Dataset entries on figures
⟨
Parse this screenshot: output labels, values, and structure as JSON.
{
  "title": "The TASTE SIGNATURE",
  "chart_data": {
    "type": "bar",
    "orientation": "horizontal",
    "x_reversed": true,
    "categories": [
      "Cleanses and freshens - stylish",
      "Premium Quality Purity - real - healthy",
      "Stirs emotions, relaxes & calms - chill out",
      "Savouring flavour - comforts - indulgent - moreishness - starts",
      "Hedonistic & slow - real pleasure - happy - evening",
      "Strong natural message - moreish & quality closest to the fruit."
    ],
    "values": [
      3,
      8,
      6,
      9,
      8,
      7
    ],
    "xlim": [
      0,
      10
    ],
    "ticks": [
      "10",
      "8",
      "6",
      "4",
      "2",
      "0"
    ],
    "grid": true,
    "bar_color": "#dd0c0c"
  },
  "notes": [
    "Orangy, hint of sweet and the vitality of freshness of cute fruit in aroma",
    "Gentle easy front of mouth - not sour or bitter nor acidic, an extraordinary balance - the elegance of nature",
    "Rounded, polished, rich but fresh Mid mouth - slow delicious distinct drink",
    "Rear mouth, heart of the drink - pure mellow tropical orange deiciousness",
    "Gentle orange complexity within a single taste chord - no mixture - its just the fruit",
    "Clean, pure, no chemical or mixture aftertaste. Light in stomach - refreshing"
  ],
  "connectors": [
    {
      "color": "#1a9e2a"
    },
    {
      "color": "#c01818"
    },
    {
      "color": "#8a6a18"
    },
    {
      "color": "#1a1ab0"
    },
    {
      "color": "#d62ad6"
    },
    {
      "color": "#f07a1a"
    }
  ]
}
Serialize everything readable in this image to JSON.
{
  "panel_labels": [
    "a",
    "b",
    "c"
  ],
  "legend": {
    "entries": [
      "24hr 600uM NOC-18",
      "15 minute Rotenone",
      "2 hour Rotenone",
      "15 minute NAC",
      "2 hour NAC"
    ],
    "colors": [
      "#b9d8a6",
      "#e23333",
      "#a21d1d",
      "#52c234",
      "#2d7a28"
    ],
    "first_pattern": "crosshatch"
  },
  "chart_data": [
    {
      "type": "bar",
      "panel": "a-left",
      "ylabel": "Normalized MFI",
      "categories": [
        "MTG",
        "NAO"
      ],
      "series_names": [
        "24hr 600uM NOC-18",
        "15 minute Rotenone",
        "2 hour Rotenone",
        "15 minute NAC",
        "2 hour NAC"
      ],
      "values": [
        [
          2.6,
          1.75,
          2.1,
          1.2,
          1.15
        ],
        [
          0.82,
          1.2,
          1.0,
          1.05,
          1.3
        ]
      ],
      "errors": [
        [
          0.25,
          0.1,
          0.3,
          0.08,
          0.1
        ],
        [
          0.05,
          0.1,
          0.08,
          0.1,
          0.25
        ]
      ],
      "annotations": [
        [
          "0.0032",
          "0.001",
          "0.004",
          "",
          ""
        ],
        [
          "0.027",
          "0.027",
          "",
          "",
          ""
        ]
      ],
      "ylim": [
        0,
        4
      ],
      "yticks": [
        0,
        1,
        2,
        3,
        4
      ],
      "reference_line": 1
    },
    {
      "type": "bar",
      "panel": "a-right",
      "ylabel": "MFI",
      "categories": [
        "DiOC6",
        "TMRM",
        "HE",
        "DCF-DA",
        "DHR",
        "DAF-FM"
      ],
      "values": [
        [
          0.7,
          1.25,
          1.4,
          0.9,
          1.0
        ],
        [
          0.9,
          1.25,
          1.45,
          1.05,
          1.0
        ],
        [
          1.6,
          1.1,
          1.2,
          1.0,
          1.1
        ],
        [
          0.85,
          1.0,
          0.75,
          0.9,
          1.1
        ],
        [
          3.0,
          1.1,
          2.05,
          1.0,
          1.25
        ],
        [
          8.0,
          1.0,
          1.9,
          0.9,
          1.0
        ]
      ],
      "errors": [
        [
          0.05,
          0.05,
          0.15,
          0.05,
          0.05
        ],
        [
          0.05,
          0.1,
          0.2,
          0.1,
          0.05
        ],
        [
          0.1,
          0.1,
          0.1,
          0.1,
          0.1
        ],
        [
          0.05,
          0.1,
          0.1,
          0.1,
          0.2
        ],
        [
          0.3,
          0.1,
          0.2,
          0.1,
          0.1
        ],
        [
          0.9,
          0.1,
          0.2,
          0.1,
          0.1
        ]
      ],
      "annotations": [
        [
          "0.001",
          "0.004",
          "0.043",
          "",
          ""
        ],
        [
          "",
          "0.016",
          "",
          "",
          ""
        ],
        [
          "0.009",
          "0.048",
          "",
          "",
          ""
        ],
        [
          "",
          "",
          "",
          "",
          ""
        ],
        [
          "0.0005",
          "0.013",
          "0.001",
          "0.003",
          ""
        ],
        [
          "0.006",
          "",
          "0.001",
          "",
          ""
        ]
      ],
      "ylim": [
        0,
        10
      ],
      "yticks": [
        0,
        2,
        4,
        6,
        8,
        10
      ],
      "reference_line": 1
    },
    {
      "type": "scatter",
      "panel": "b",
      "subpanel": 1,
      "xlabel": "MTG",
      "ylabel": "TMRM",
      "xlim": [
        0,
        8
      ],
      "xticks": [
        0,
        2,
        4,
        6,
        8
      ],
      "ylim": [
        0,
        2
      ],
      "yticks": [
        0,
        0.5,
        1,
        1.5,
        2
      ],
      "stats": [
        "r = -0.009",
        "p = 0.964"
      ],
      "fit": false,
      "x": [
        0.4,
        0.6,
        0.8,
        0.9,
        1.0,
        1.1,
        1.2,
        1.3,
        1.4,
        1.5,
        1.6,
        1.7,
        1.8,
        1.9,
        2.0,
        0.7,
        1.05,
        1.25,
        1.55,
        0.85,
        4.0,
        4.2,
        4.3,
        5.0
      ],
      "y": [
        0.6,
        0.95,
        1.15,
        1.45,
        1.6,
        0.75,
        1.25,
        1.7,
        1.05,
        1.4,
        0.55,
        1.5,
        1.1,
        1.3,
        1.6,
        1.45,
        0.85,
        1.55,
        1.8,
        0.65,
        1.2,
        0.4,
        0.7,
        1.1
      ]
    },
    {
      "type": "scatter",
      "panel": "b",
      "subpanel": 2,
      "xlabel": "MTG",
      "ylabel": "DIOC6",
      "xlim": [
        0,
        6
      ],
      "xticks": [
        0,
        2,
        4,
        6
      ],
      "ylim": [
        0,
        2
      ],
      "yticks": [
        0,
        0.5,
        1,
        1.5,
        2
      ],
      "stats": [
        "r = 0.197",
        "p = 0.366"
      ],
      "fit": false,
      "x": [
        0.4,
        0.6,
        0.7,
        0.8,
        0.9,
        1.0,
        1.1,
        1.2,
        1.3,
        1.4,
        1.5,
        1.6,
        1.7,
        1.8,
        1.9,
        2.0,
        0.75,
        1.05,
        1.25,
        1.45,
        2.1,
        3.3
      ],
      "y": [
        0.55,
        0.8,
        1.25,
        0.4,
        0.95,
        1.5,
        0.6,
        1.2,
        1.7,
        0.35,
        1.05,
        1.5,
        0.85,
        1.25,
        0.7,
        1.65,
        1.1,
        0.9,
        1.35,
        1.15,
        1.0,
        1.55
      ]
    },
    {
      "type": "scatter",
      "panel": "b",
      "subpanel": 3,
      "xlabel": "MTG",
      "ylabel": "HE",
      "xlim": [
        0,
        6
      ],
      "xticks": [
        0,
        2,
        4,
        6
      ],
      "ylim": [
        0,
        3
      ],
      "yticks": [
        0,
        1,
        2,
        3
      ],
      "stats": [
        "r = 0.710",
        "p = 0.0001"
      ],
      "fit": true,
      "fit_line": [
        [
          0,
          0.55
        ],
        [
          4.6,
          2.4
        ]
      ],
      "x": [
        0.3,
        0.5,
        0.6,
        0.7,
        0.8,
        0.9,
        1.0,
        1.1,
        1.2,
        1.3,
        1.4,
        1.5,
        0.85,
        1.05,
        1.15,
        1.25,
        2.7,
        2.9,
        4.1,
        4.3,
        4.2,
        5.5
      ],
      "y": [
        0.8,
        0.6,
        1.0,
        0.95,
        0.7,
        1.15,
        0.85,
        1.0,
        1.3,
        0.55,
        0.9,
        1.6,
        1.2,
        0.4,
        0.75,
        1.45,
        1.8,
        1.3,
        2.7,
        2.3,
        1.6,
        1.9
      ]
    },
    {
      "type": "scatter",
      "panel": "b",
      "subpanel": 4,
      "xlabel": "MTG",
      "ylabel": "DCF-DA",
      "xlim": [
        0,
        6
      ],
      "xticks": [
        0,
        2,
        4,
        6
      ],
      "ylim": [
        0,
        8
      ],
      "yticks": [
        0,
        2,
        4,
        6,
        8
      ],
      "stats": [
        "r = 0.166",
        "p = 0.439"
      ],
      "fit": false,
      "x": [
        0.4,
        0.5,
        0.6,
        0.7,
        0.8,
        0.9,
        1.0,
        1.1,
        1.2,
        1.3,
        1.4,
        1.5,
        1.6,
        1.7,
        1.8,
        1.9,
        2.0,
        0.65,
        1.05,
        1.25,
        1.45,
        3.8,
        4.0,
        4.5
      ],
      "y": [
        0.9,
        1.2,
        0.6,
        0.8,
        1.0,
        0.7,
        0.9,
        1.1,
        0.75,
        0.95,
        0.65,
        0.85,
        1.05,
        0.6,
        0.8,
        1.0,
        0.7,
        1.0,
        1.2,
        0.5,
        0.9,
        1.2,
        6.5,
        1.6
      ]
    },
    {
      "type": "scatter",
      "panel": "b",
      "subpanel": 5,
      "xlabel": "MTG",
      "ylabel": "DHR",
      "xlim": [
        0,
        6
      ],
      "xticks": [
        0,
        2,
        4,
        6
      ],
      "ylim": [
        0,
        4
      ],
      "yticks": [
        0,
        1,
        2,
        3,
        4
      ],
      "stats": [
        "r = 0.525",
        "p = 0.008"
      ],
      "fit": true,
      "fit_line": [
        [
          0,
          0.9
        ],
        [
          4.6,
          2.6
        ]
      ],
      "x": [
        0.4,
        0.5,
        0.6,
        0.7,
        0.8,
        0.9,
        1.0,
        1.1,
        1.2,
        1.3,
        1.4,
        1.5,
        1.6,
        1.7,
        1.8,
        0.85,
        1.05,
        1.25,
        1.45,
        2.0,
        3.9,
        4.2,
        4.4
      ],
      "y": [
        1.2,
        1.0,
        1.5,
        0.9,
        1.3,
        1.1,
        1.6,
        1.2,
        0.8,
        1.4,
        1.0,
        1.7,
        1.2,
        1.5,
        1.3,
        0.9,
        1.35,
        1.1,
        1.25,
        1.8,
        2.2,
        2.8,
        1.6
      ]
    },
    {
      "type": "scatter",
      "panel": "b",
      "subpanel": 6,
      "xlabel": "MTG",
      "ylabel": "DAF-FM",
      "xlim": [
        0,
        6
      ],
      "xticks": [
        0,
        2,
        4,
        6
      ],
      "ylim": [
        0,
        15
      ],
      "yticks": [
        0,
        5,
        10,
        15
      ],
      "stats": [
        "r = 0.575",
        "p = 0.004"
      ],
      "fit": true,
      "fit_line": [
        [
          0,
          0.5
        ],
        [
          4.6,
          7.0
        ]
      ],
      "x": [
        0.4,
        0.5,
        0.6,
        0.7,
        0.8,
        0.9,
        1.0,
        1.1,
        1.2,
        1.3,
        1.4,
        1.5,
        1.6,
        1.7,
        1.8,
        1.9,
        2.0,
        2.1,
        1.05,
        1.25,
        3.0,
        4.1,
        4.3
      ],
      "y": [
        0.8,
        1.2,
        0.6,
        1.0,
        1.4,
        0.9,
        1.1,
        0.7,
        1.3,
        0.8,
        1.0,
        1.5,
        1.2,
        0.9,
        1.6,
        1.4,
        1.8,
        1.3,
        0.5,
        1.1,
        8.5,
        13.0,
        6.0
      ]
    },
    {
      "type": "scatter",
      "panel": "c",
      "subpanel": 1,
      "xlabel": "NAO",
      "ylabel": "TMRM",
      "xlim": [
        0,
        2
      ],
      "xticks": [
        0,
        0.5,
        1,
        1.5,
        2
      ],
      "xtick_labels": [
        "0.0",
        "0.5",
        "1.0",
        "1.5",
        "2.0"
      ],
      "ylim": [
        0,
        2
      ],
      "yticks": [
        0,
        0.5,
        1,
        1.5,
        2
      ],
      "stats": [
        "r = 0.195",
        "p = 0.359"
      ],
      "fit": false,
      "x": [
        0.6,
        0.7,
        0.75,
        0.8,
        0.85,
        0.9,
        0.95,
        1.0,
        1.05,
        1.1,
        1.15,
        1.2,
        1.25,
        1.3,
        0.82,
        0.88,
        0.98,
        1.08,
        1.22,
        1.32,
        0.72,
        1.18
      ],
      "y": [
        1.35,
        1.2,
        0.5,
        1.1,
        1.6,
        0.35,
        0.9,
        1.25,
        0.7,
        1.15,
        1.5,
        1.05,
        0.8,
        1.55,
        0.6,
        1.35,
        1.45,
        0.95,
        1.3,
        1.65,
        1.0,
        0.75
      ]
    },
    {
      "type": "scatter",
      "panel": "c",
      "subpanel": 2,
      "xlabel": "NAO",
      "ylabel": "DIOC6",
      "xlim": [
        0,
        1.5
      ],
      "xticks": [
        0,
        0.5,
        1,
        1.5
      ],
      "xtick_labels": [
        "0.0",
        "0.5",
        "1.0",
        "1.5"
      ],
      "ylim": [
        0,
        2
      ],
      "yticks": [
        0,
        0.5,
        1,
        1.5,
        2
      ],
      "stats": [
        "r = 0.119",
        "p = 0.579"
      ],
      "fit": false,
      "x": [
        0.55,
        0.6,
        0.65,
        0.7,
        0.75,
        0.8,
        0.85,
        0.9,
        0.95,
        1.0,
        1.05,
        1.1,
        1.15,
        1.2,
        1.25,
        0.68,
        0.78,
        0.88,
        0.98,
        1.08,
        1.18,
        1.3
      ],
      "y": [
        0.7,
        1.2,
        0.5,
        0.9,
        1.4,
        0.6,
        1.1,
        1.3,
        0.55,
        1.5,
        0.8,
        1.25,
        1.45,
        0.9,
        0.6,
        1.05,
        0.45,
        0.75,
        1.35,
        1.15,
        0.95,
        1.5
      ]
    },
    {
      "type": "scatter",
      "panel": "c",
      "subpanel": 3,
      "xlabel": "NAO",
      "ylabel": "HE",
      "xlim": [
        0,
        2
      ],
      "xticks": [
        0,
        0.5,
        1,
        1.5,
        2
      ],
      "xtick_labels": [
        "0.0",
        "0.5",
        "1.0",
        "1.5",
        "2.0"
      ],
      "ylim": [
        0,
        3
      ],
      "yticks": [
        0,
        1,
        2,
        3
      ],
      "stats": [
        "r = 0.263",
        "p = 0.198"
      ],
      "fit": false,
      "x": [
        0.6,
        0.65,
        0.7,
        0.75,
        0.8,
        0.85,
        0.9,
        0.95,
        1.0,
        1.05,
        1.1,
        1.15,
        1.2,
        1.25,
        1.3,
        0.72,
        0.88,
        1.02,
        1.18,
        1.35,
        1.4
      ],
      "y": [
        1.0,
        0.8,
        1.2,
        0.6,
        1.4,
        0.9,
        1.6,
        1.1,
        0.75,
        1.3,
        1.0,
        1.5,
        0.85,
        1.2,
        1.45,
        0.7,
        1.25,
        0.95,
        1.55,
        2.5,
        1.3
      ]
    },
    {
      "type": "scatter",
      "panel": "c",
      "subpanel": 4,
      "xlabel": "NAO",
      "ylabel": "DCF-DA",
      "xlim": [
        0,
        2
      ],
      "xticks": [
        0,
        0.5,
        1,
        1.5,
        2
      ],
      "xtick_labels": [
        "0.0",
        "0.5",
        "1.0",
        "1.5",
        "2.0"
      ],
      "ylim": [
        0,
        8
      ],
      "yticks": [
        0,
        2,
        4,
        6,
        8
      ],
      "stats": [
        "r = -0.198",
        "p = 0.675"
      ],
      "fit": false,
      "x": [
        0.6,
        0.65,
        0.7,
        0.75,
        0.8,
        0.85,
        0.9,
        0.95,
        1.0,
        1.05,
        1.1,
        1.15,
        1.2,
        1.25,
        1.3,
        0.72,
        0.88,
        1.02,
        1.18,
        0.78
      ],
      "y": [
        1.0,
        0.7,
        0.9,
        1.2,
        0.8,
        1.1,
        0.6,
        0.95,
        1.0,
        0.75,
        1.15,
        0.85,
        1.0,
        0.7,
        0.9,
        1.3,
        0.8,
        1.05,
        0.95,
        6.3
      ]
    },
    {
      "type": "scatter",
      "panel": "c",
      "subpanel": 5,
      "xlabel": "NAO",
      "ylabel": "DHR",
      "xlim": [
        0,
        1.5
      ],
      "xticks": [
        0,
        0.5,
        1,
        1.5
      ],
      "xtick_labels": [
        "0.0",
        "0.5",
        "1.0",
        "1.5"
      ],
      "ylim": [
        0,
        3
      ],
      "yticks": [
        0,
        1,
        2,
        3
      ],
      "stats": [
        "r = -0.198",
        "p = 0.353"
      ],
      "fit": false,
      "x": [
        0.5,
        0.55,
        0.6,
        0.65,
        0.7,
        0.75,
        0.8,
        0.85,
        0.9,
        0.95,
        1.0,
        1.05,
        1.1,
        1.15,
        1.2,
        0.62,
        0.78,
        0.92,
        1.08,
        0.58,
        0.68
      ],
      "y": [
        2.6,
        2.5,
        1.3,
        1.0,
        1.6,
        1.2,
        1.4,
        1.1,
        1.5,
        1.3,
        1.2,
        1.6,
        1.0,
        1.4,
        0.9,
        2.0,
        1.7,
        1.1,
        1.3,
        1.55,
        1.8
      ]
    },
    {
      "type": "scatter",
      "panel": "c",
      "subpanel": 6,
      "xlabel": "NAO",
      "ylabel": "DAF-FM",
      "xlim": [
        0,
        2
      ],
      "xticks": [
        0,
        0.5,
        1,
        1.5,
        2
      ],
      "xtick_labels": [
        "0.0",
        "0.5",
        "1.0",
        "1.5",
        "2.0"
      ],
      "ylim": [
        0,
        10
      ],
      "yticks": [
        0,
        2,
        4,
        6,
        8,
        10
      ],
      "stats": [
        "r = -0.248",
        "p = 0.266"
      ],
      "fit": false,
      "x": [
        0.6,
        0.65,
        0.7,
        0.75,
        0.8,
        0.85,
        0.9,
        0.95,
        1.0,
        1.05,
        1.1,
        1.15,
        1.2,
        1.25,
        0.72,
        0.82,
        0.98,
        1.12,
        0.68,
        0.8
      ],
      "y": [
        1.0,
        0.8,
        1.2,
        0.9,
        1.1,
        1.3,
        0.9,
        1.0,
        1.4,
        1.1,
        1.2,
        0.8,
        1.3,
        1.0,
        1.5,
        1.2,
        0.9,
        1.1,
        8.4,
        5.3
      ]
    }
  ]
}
⟩
* **EXERCISE DESCRIPTION**
Extract every line containing the string "Gentle" from the data above.

* **SOLUTION TO THIS EXERCISE**
    "Gentle easy front of mouth - not sour or bitter nor acidic, an extraordinary balance - the elegance of nature",
    "Gentle orange complexity within a single taste chord - no mixture - its just the fruit",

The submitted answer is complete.